Saved data entries
━━━━━━━━
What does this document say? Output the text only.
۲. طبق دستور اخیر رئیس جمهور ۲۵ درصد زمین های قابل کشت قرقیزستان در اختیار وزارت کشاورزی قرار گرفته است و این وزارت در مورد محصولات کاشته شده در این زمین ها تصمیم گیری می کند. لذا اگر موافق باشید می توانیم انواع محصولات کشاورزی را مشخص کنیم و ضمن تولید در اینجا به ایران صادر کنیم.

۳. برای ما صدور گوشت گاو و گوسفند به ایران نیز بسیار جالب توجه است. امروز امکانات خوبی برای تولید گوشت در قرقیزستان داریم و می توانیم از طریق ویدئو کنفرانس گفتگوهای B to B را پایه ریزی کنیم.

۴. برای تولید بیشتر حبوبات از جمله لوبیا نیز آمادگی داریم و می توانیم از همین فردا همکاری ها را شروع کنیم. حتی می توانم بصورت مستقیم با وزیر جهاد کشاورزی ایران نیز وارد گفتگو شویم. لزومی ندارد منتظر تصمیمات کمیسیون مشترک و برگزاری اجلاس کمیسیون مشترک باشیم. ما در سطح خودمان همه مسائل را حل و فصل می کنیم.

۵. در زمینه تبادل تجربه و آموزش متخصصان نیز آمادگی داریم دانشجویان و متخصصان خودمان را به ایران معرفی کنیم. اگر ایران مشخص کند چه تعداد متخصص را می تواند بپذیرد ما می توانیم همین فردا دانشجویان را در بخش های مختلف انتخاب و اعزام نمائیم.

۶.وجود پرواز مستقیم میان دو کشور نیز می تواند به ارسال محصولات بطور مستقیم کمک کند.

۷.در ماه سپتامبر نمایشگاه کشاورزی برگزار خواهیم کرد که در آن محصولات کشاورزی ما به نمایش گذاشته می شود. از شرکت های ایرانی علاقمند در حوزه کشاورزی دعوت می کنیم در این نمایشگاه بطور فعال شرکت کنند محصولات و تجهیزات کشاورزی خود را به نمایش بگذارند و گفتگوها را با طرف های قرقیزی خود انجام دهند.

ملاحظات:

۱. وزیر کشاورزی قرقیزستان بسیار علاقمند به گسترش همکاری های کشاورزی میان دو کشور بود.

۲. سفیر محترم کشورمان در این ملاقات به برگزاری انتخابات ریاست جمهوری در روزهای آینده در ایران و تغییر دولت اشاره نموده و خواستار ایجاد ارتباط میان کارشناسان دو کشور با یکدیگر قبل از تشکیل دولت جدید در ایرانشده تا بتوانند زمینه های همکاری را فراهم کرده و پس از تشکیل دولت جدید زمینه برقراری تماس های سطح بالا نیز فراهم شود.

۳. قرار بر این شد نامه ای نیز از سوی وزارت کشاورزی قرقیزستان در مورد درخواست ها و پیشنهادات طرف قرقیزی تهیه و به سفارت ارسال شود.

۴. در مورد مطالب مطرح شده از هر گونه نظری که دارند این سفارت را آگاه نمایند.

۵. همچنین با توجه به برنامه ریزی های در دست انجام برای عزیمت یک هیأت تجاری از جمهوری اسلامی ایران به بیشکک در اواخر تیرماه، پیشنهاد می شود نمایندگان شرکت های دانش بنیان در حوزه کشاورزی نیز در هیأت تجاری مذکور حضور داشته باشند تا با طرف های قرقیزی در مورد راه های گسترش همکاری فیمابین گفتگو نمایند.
━━━━━━━━
» **Problem description**: Each line holding "حوزه" must be found and copied.

» **Reply**:
۷.در ماه سپتامبر نمایشگاه کشاورزی برگزار خواهیم کرد که در آن محصولات کشاورزی ما به نمایش گذاشته می شود. از شرکت های ایرانی علاقمند در حوزه کشاورزی دعوت می کنیم در این نمایشگاه بطور فعال شرکت کنند محصولات و تجهیزات کشاورزی خود را به نمایش بگذارند و گفتگوها را با طرف های قرقیزی خود انجام دهند.
۵. همچنین با توجه به برنامه ریزی های در دست انجام برای عزیمت یک هیأت تجاری از جمهوری اسلامی ایران به بیشکک در اواخر تیرماه، پیشنهاد می شود نمایندگان شرکت های دانش بنیان در حوزه کشاورزی نیز در هیأت تجاری مذکور حضور داشته باشند تا با طرف های قرقیزی در مورد راه های گسترش همکاری فیمابین گفتگو نمایند.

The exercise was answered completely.